Exercise brief - Print all the entries verbatim.

* start Material supplied *

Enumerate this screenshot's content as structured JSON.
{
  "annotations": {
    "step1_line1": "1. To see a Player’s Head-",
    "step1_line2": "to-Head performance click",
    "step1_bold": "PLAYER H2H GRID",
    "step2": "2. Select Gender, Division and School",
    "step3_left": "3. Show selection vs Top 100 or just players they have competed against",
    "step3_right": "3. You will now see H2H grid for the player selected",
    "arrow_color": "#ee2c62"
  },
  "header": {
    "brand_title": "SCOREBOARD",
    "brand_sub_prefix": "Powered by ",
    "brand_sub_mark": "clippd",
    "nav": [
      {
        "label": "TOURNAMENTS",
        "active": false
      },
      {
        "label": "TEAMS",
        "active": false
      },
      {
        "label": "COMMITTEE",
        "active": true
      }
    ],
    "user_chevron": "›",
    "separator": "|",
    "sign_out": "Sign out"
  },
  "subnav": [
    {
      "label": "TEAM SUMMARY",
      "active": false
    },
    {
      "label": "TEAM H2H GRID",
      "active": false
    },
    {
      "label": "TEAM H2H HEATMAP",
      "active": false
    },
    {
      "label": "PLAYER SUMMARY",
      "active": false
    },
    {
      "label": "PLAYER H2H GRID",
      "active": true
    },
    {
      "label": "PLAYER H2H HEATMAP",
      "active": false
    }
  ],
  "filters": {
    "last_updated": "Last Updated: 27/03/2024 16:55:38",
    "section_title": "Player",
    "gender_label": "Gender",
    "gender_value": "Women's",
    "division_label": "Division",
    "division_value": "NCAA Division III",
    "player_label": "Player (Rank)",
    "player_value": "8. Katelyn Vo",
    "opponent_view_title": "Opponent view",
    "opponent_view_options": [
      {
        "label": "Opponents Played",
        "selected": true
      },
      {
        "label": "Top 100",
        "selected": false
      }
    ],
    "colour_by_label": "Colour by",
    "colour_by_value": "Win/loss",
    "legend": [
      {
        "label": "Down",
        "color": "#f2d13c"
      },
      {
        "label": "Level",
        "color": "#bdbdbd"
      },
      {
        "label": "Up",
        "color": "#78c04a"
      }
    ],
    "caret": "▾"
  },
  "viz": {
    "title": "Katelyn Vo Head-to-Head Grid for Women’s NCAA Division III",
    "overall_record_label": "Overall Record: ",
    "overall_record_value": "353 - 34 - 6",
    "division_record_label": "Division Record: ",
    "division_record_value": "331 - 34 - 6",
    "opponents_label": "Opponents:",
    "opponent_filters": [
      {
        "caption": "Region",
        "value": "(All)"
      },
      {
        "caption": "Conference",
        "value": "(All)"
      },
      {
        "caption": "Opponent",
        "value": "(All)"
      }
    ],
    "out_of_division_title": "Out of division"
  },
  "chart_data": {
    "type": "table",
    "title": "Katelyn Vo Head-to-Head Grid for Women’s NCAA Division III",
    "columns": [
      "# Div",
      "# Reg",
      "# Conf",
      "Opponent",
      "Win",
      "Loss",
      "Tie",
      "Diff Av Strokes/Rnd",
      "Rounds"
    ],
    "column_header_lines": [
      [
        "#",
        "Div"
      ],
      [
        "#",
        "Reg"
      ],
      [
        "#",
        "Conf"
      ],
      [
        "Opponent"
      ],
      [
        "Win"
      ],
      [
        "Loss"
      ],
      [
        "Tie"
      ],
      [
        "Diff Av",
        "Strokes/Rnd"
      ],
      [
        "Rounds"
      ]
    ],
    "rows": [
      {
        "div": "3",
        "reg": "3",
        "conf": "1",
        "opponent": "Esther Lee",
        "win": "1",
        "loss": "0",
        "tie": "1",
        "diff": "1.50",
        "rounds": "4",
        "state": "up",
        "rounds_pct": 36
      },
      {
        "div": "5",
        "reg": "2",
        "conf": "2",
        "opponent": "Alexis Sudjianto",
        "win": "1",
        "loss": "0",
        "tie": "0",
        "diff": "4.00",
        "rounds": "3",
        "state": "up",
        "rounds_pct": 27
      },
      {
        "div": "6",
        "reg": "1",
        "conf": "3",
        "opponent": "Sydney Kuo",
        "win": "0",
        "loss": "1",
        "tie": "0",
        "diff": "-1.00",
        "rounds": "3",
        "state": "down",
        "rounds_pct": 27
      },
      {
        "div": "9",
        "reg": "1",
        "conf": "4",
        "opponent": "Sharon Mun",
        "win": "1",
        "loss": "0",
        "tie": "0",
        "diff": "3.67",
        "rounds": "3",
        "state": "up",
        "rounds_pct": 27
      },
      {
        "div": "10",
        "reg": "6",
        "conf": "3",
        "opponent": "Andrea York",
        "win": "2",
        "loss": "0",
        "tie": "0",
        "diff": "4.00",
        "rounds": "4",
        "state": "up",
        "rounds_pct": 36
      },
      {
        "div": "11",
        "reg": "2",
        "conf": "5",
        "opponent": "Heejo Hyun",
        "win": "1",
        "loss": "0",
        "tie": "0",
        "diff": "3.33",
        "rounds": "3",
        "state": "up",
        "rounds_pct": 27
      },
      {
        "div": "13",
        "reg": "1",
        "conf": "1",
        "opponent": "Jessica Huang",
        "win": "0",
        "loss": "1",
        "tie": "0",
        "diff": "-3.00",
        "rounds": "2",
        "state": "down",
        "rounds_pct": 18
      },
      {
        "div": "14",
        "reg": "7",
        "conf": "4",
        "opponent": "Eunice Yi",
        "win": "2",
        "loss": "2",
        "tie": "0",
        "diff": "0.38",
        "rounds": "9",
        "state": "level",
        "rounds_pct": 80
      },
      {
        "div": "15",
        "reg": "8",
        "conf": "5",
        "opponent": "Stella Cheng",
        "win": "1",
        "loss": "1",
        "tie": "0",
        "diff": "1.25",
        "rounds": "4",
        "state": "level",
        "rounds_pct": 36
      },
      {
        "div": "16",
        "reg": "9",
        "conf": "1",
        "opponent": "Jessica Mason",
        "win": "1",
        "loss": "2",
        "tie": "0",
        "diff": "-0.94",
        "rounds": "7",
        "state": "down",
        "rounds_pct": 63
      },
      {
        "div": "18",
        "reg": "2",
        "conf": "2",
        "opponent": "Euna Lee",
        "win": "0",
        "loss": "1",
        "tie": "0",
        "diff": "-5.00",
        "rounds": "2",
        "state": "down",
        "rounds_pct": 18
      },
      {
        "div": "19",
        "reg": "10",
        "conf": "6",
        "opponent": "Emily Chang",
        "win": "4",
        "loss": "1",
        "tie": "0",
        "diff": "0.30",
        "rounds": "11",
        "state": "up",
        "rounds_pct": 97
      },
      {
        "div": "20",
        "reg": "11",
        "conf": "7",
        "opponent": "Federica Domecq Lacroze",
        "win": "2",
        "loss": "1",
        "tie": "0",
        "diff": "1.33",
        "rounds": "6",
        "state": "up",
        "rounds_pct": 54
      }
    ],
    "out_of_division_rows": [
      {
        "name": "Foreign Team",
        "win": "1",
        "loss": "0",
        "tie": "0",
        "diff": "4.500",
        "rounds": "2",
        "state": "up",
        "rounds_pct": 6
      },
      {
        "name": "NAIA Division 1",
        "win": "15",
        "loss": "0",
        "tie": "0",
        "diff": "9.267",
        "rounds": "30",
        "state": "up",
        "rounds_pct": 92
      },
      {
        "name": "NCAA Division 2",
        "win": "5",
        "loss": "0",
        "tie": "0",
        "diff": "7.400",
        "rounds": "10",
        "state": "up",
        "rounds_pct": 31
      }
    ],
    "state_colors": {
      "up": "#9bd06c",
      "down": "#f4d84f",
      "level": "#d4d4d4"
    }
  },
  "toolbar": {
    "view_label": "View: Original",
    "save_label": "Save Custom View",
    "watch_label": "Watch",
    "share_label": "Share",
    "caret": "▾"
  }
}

* end Material supplied *

Response to this exercise -
Enumerate this screenshot's content as structured JSON.
{
  "annotations": {
    "step1_line1": "1. To see a Player’s Head-",
    "step1_line2": "to-Head performance click",
    "step1_bold": "PLAYER H2H GRID",
    "step2": "2. Select Gender, Division and School",
    "step3_left": "3. Show selection vs Top 100 or just players they have competed against",
    "step3_right": "3. You will now see H2H grid for the player selected",
    "arrow_color": "#ee2c62"
  },
  "header": {
    "brand_title": "SCOREBOARD",
    "brand_sub_prefix": "Powered by ",
    "brand_sub_mark": "clippd",
    "nav": [
      {
        "label": "TOURNAMENTS",
        "active": false
      },
      {
        "label": "TEAMS",
        "active": false
      },
      {
        "label": "COMMITTEE",
        "active": true
      }
    ],
    "user_chevron": "›",
    "separator": "|",
    "sign_out": "Sign out"
  },
  "subnav": [
    {
      "label": "TEAM SUMMARY",
      "active": false
    },
    {
      "label": "TEAM H2H GRID",
      "active": false
    },
    {
      "label": "TEAM H2H HEATMAP",
      "active": false
    },
    {
      "label": "PLAYER SUMMARY",
      "active": false
    },
    {
      "label": "PLAYER H2H GRID",
      "active": true
    },
    {
      "label": "PLAYER H2H HEATMAP",
      "active": false
    }
  ],
  "filters": {
    "last_updated": "Last Updated: 27/03/2024 16:55:38",
    "section_title": "Player",
    "gender_label": "Gender",
    "gender_value": "Women's",
    "division_label": "Division",
    "division_value": "NCAA Division III",
    "player_label": "Player (Rank)",
    "player_value": "8. Katelyn Vo",
    "opponent_view_title": "Opponent view",
    "opponent_view_options": [
      {
        "label": "Opponents Played",
        "selected": true
      },
      {
        "label": "Top 100",
        "selected": false
      }
    ],
    "colour_by_label": "Colour by",
    "colour_by_value": "Win/loss",
    "legend": [
      {
        "label": "Down",
        "color": "#f2d13c"
      },
      {
        "label": "Level",
        "color": "#bdbdbd"
      },
      {
        "label": "Up",
        "color": "#78c04a"
      }
    ],
    "caret": "▾"
  },
  "viz": {
    "title": "Katelyn Vo Head-to-Head Grid for Women’s NCAA Division III",
    "overall_record_label": "Overall Record: ",
    "overall_record_value": "353 - 34 - 6",
    "division_record_label": "Division Record: ",
    "division_record_value": "331 - 34 - 6",
    "opponents_label": "Opponents:",
    "opponent_filters": [
      {
        "caption": "Region",
        "value": "(All)"
      },
      {
        "caption": "Conference",
        "value": "(All)"
      },
      {
        "caption": "Opponent",
        "value": "(All)"
      }
    ],
    "out_of_division_title": "Out of division"
  },
  "chart_data": {
    "type": "table",
    "title": "Katelyn Vo Head-to-Head Grid for Women’s NCAA Division III",
    "columns": [
      "# Div",
      "# Reg",
      "# Conf",
      "Opponent",
      "Win",
      "Loss",
      "Tie",
      "Diff Av Strokes/Rnd",
      "Rounds"
    ],
    "column_header_lines": [
      [
        "#",
        "Div"
      ],
      [
        "#",
        "Reg"
      ],
      [
        "#",
        "Conf"
      ],
      [
        "Opponent"
      ],
      [
        "Win"
      ],
      [
        "Loss"
      ],
      [
        "Tie"
      ],
      [
        "Diff Av",
        "Strokes/Rnd"
      ],
      [
        "Rounds"
      ]
    ],
    "rows": [
      {
        "div": "3",
        "reg": "3",
        "conf": "1",
        "opponent": "Esther Lee",
        "win": "1",
        "loss": "0",
        "tie": "1",
        "diff": "1.50",
        "rounds": "4",
        "state": "up",
        "rounds_pct": 36
      },
      {
        "div": "5",
        "reg": "2",
        "conf": "2",
        "opponent": "Alexis Sudjianto",
        "win": "1",
        "loss": "0",
        "tie": "0",
        "diff": "4.00",
        "rounds": "3",
        "state": "up",
        "rounds_pct": 27
      },
      {
        "div": "6",
        "reg": "1",
        "conf": "3",
        "opponent": "Sydney Kuo",
        "win": "0",
        "loss": "1",
        "tie": "0",
        "diff": "-1.00",
        "rounds": "3",
        "state": "down",
        "rounds_pct": 27
      },
      {
        "div": "9",
        "reg": "1",
        "conf": "4",
        "opponent": "Sharon Mun",
        "win": "1",
        "loss": "0",
        "tie": "0",
        "diff": "3.67",
        "rounds": "3",
        "state": "up",
        "rounds_pct": 27
      },
      {
        "div": "10",
        "reg": "6",
        "conf": "3",
        "opponent": "Andrea York",
        "win": "2",
        "loss": "0",
        "tie": "0",
        "diff": "4.00",
        "rounds": "4",
        "state": "up",
        "rounds_pct": 36
      },
      {
        "div": "11",
        "reg": "2",
        "conf": "5",
        "opponent": "Heejo Hyun",
        "win": "1",
        "loss": "0",
        "tie": "0",
        "diff": "3.33",
        "rounds": "3",
        "state": "up",
        "rounds_pct": 27
      },
      {
        "div": "13",
        "reg": "1",
        "conf": "1",
        "opponent": "Jessica Huang",
        "win": "0",
        "loss": "1",
        "tie": "0",
        "diff": "-3.00",
        "rounds": "2",
        "state": "down",
        "rounds_pct": 18
      },
      {
        "div": "14",
        "reg": "7",
        "conf": "4",
        "opponent": "Eunice Yi",
        "win": "2",
        "loss": "2",
        "tie": "0",
        "diff": "0.38",
        "rounds": "9",
        "state": "level",
        "rounds_pct": 80
      },
      {
        "div": "15",
        "reg": "8",
        "conf": "5",
        "opponent": "Stella Cheng",
        "win": "1",
        "loss": "1",
        "tie": "0",
        "diff": "1.25",
        "rounds": "4",
        "state": "level",
        "rounds_pct": 36
      },
      {
        "div": "16",
        "reg": "9",
        "conf": "1",
        "opponent": "Jessica Mason",
        "win": "1",
        "loss": "2",
        "tie": "0",
        "diff": "-0.94",
        "rounds": "7",
        "state": "down",
        "rounds_pct": 63
      },
      {
        "div": "18",
        "reg": "2",
        "conf": "2",
        "opponent": "Euna Lee",
        "win": "0",
        "loss": "1",
        "tie": "0",
        "diff": "-5.00",
        "rounds": "2",
        "state": "down",
        "rounds_pct": 18
      },
      {
        "div": "19",
        "reg": "10",
        "conf": "6",
        "opponent": "Emily Chang",
        "win": "4",
        "loss": "1",
        "tie": "0",
        "diff": "0.30",
        "rounds": "11",
        "state": "up",
        "rounds_pct": 97
      },
      {
        "div": "20",
        "reg": "11",
        "conf": "7",
        "opponent": "Federica Domecq Lacroze",
        "win": "2",
        "loss": "1",
        "tie": "0",
        "diff": "1.33",
        "rounds": "6",
        "state": "up",
        "rounds_pct": 54
      }
    ],
    "out_of_division_rows": [
      {
        "name": "Foreign Team",
        "win": "1",
        "loss": "0",
        "tie": "0",
        "diff": "4.500",
        "rounds": "2",
        "state": "up",
        "rounds_pct": 6
      },
      {
        "name": "NAIA Division 1",
        "win": "15",
        "loss": "0",
        "tie": "0",
        "diff": "9.267",
        "rounds": "30",
        "state": "up",
        "rounds_pct": 92
      },
      {
        "name": "NCAA Division 2",
        "win": "5",
        "loss": "0",
        "tie": "0",
        "diff": "7.400",
        "rounds": "10",
        "state": "up",
        "rounds_pct": 31
      }
    ],
    "state_colors": {
      "up": "#9bd06c",
      "down": "#f4d84f",
      "level": "#d4d4d4"
    }
  },
  "toolbar": {
    "view_label": "View: Original",
    "save_label": "Save Custom View",
    "watch_label": "Watch",
    "share_label": "Share",
    "caret": "▾"
  }
}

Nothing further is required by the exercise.